▶ Requirements
Transcribe all the entries word for word, omitting any pictures they contain.

▶ Records to process

-=-=-=-=-

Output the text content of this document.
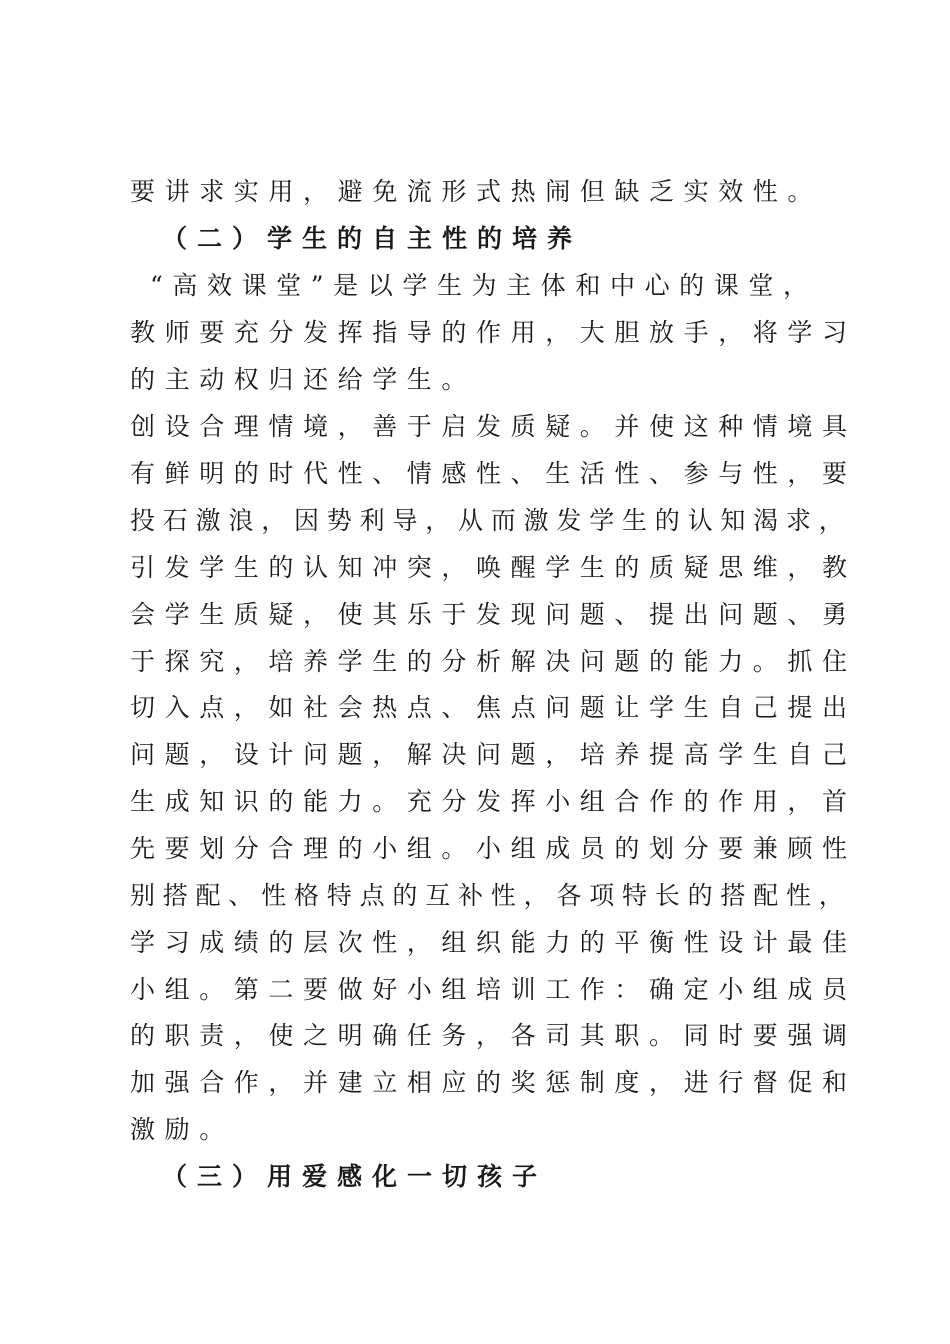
要讲求实用，避免流形式热闹但缺乏实效性。
（二）学生的自主性的培养
“高效课堂”是以学生为主体和中心的课堂，
教师要充分发挥指导的作用，大胆放手，将学习
的主动权归还给学生。
创设合理情境，善于启发质疑。并使这种情境具
有鲜明的时代性、情感性、生活性、参与性，要
投石激浪，因势利导，从而激发学生的认知渴求，
引发学生的认知冲突，唤醒学生的质疑思维，教
会学生质疑，使其乐于发现问题、提出问题、勇
于探究，培养学生的分析解决问题的能力。抓住
切入点，如社会热点、焦点问题让学生自己提出
问题，设计问题，解决问题，培养提高学生自己
生成知识的能力。充分发挥小组合作的作用，首
先要划分合理的小组。小组成员的划分要兼顾性
别搭配、性格特点的互补性，各项特长的搭配性，
学习成绩的层次性，组织能力的平衡性设计最佳
小组。第二要做好小组培训工作：确定小组成员
的职责，使之明确任务，各司其职。同时要强调
加强合作，并建立相应的奖惩制度，进行督促和
激励。
（三）用爱感化一切孩子
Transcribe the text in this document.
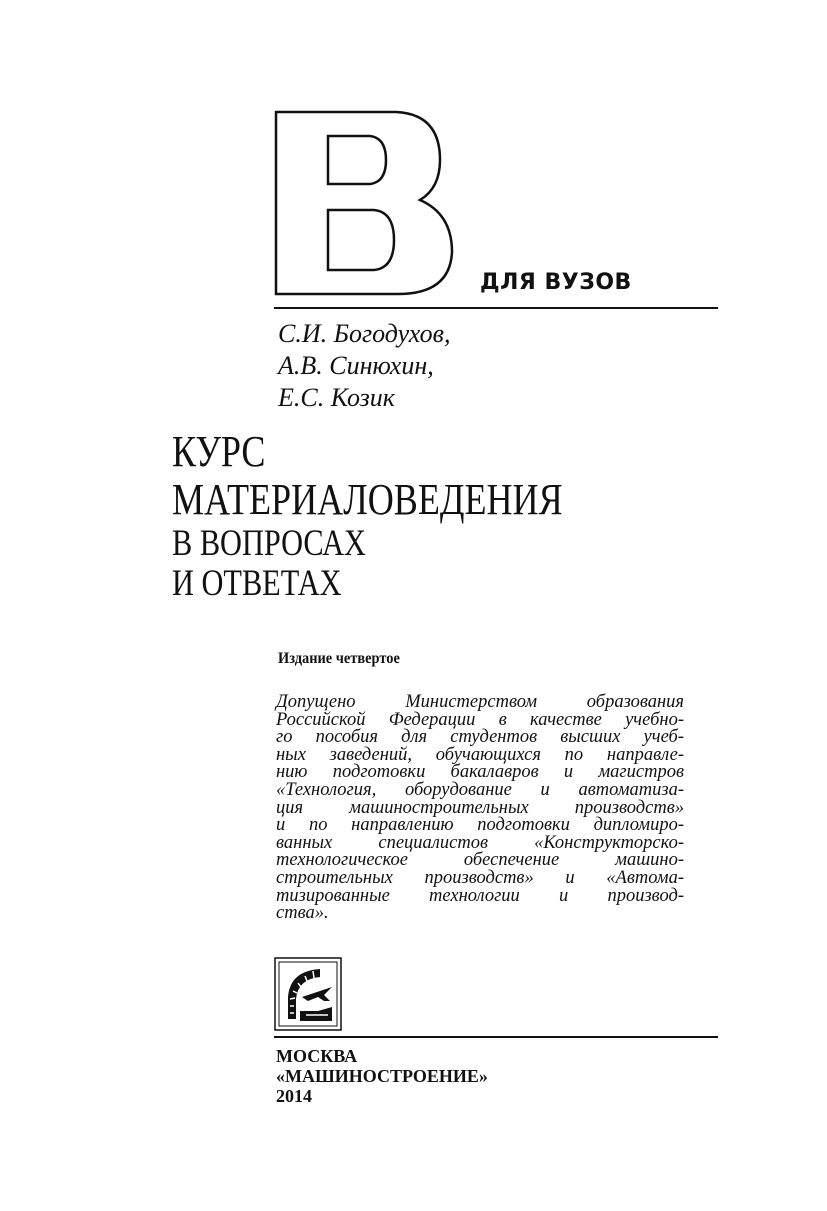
ДЛЯ ВУЗОВ
С.И. Богодухов,
А.В. Синюхин,
Е.С. Козик
КУРС
МАТЕРИАЛОВЕДЕНИЯ
В ВОПРОСАХ
И ОТВЕТАХ
Издание четвертое
Допущено Министерством образования
Российской Федерации в качестве учебно-
го пособия для студентов высших учеб-
ных заведений, обучающихся по направле-
нию подготовки бакалавров и магистров
«Технология, оборудование и автоматиза-
ция машиностроительных производств»
и по направлению подготовки дипломиро-
ванных специалистов «Конструкторско-
технологическое обеспечение машино-
строительных производств» и «Автома-
тизированные технологии и производ-
ства».
МОСКВА
«МАШИНОСТРОЕНИЕ»
2014
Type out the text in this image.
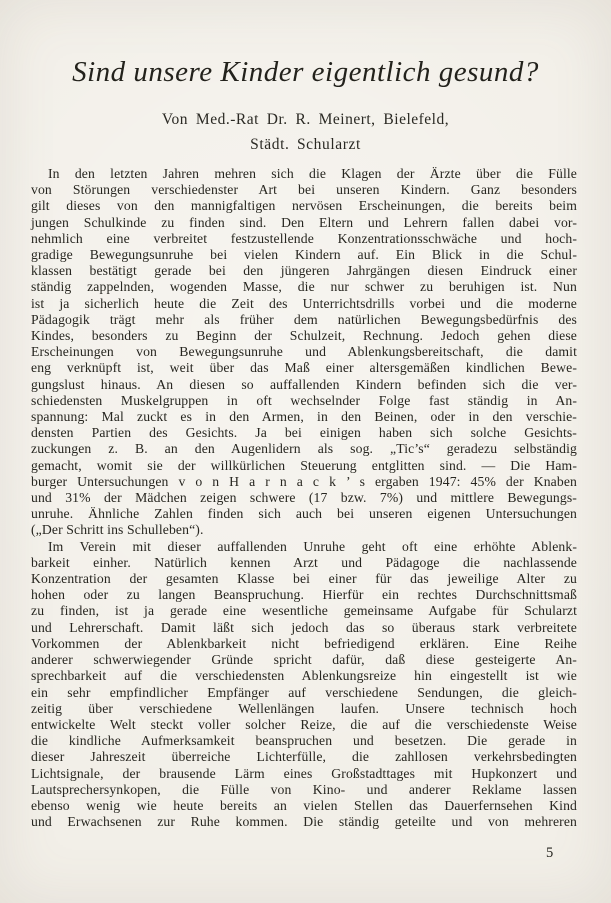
Sind unsere Kinder eigentlich gesund?
Von Med.-Rat Dr. R. Meinert, Bielefeld,
Städt. Schularzt
In den letzten Jahren mehren sich die Klagen der Ärzte über die Fülle
von Störungen verschiedenster Art bei unseren Kindern. Ganz besonders
gilt dieses von den mannigfaltigen nervösen Erscheinungen, die bereits beim
jungen Schulkinde zu finden sind. Den Eltern und Lehrern fallen dabei vor-
nehmlich eine verbreitet festzustellende Konzentrationsschwäche und hoch-
gradige Bewegungsunruhe bei vielen Kindern auf. Ein Blick in die Schul-
klassen bestätigt gerade bei den jüngeren Jahrgängen diesen Eindruck einer
ständig zappelnden, wogenden Masse, die nur schwer zu beruhigen ist. Nun
ist ja sicherlich heute die Zeit des Unterrichtsdrills vorbei und die moderne
Pädagogik trägt mehr als früher dem natürlichen Bewegungsbedürfnis des
Kindes, besonders zu Beginn der Schulzeit, Rechnung. Jedoch gehen diese
Erscheinungen von Bewegungsunruhe und Ablenkungsbereitschaft, die damit
eng verknüpft ist, weit über das Maß einer altersgemäßen kindlichen Bewe-
gungslust hinaus. An diesen so auffallenden Kindern befinden sich die ver-
schiedensten Muskelgruppen in oft wechselnder Folge fast ständig in An-
spannung: Mal zuckt es in den Armen, in den Beinen, oder in den verschie-
densten Partien des Gesichts. Ja bei einigen haben sich solche Gesichts-
zuckungen z. B. an den Augenlidern als sog. „Tic’s“ geradezu selbständig
gemacht, womit sie der willkürlichen Steuerung entglitten sind. — Die Ham-
burger Untersuchungen v o n H a r n a c k ’ s ergaben 1947: 45% der Knaben
und 31% der Mädchen zeigen schwere (17 bzw. 7%) und mittlere Bewegungs-
unruhe. Ähnliche Zahlen finden sich auch bei unseren eigenen Untersuchungen
(„Der Schritt ins Schulleben“).
Im Verein mit dieser auffallenden Unruhe geht oft eine erhöhte Ablenk-
barkeit einher. Natürlich kennen Arzt und Pädagoge die nachlassende
Konzentration der gesamten Klasse bei einer für das jeweilige Alter zu
hohen oder zu langen Beanspruchung. Hierfür ein rechtes Durchschnittsmaß
zu finden, ist ja gerade eine wesentliche gemeinsame Aufgabe für Schularzt
und Lehrerschaft. Damit läßt sich jedoch das so überaus stark verbreitete
Vorkommen der Ablenkbarkeit nicht befriedigend erklären. Eine Reihe
anderer schwerwiegender Gründe spricht dafür, daß diese gesteigerte An-
sprechbarkeit auf die verschiedensten Ablenkungsreize hin eingestellt ist wie
ein sehr empfindlicher Empfänger auf verschiedene Sendungen, die gleich-
zeitig über verschiedene Wellenlängen laufen. Unsere technisch hoch
entwickelte Welt steckt voller solcher Reize, die auf die verschiedenste Weise
die kindliche Aufmerksamkeit beanspruchen und besetzen. Die gerade in
dieser Jahreszeit überreiche Lichterfülle, die zahllosen verkehrsbedingten
Lichtsignale, der brausende Lärm eines Großstadttages mit Hupkonzert und
Lautsprechersynkopen, die Fülle von Kino- und anderer Reklame lassen
ebenso wenig wie heute bereits an vielen Stellen das Dauerfernsehen Kind
und Erwachsenen zur Ruhe kommen. Die ständig geteilte und von mehreren
5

-=-=-=-=-

▶ Exercise output
Output the text content of this document.
要讲求实用，避免流形式热闹但缺乏实效性。
（二）学生的自主性的培养
“高效课堂”是以学生为主体和中心的课堂，
教师要充分发挥指导的作用，大胆放手，将学习
的主动权归还给学生。
创设合理情境，善于启发质疑。并使这种情境具
有鲜明的时代性、情感性、生活性、参与性，要
投石激浪，因势利导，从而激发学生的认知渴求，
引发学生的认知冲突，唤醒学生的质疑思维，教
会学生质疑，使其乐于发现问题、提出问题、勇
于探究，培养学生的分析解决问题的能力。抓住
切入点，如社会热点、焦点问题让学生自己提出
问题，设计问题，解决问题，培养提高学生自己
生成知识的能力。充分发挥小组合作的作用，首
先要划分合理的小组。小组成员的划分要兼顾性
别搭配、性格特点的互补性，各项特长的搭配性，
学习成绩的层次性，组织能力的平衡性设计最佳
小组。第二要做好小组培训工作：确定小组成员
的职责，使之明确任务，各司其职。同时要强调
加强合作，并建立相应的奖惩制度，进行督促和
激励。
（三）用爱感化一切孩子
Transcribe the text in this document.
ДЛЯ ВУЗОВ
С.И. Богодухов,
А.В. Синюхин,
Е.С. Козик
КУРС
МАТЕРИАЛОВЕДЕНИЯ
В ВОПРОСАХ
И ОТВЕТАХ
Издание четвертое
Допущено Министерством образования
Российской Федерации в качестве учебно-
го пособия для студентов высших учеб-
ных заведений, обучающихся по направле-
нию подготовки бакалавров и магистров
«Технология, оборудование и автоматиза-
ция машиностроительных производств»
и по направлению подготовки дипломиро-
ванных специалистов «Конструкторско-
технологическое обеспечение машино-
строительных производств» и «Автома-
тизированные технологии и производ-
ства».
МОСКВА
«МАШИНОСТРОЕНИЕ»
2014
Type out the text in this image.
Sind unsere Kinder eigentlich gesund?
Von Med.-Rat Dr. R. Meinert, Bielefeld,
Städt. Schularzt
In den letzten Jahren mehren sich die Klagen der Ärzte über die Fülle
von Störungen verschiedenster Art bei unseren Kindern. Ganz besonders
gilt dieses von den mannigfaltigen nervösen Erscheinungen, die bereits beim
jungen Schulkinde zu finden sind. Den Eltern und Lehrern fallen dabei vor-
nehmlich eine verbreitet festzustellende Konzentrationsschwäche und hoch-
gradige Bewegungsunruhe bei vielen Kindern auf. Ein Blick in die Schul-
klassen bestätigt gerade bei den jüngeren Jahrgängen diesen Eindruck einer
ständig zappelnden, wogenden Masse, die nur schwer zu beruhigen ist. Nun
ist ja sicherlich heute die Zeit des Unterrichtsdrills vorbei und die moderne
Pädagogik trägt mehr als früher dem natürlichen Bewegungsbedürfnis des
Kindes, besonders zu Beginn der Schulzeit, Rechnung. Jedoch gehen diese
Erscheinungen von Bewegungsunruhe und Ablenkungsbereitschaft, die damit
eng verknüpft ist, weit über das Maß einer altersgemäßen kindlichen Bewe-
gungslust hinaus. An diesen so auffallenden Kindern befinden sich die ver-
schiedensten Muskelgruppen in oft wechselnder Folge fast ständig in An-
spannung: Mal zuckt es in den Armen, in den Beinen, oder in den verschie-
densten Partien des Gesichts. Ja bei einigen haben sich solche Gesichts-
zuckungen z. B. an den Augenlidern als sog. „Tic’s“ geradezu selbständig
gemacht, womit sie der willkürlichen Steuerung entglitten sind. — Die Ham-
burger Untersuchungen v o n H a r n a c k ’ s ergaben 1947: 45% der Knaben
und 31% der Mädchen zeigen schwere (17 bzw. 7%) und mittlere Bewegungs-
unruhe. Ähnliche Zahlen finden sich auch bei unseren eigenen Untersuchungen
(„Der Schritt ins Schulleben“).
Im Verein mit dieser auffallenden Unruhe geht oft eine erhöhte Ablenk-
barkeit einher. Natürlich kennen Arzt und Pädagoge die nachlassende
Konzentration der gesamten Klasse bei einer für das jeweilige Alter zu
hohen oder zu langen Beanspruchung. Hierfür ein rechtes Durchschnittsmaß
zu finden, ist ja gerade eine wesentliche gemeinsame Aufgabe für Schularzt
und Lehrerschaft. Damit läßt sich jedoch das so überaus stark verbreitete
Vorkommen der Ablenkbarkeit nicht befriedigend erklären. Eine Reihe
anderer schwerwiegender Gründe spricht dafür, daß diese gesteigerte An-
sprechbarkeit auf die verschiedensten Ablenkungsreize hin eingestellt ist wie
ein sehr empfindlicher Empfänger auf verschiedene Sendungen, die gleich-
zeitig über verschiedene Wellenlängen laufen. Unsere technisch hoch
entwickelte Welt steckt voller solcher Reize, die auf die verschiedenste Weise
die kindliche Aufmerksamkeit beanspruchen und besetzen. Die gerade in
dieser Jahreszeit überreiche Lichterfülle, die zahllosen verkehrsbedingten
Lichtsignale, der brausende Lärm eines Großstadttages mit Hupkonzert und
Lautsprechersynkopen, die Fülle von Kino- und anderer Reklame lassen
ebenso wenig wie heute bereits an vielen Stellen das Dauerfernsehen Kind
und Erwachsenen zur Ruhe kommen. Die ständig geteilte und von mehreren
5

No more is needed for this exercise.